(Stored data):
§ §

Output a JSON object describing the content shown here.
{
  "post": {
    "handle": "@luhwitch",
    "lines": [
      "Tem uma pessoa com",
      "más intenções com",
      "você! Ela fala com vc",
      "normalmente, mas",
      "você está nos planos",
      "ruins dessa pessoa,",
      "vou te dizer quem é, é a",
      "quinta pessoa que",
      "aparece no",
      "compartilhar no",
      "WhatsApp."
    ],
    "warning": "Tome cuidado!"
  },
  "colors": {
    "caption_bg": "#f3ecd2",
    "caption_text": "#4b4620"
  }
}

§ §

Tally the lines of the data that hold the string "você". Answer with the number and nothing more.

2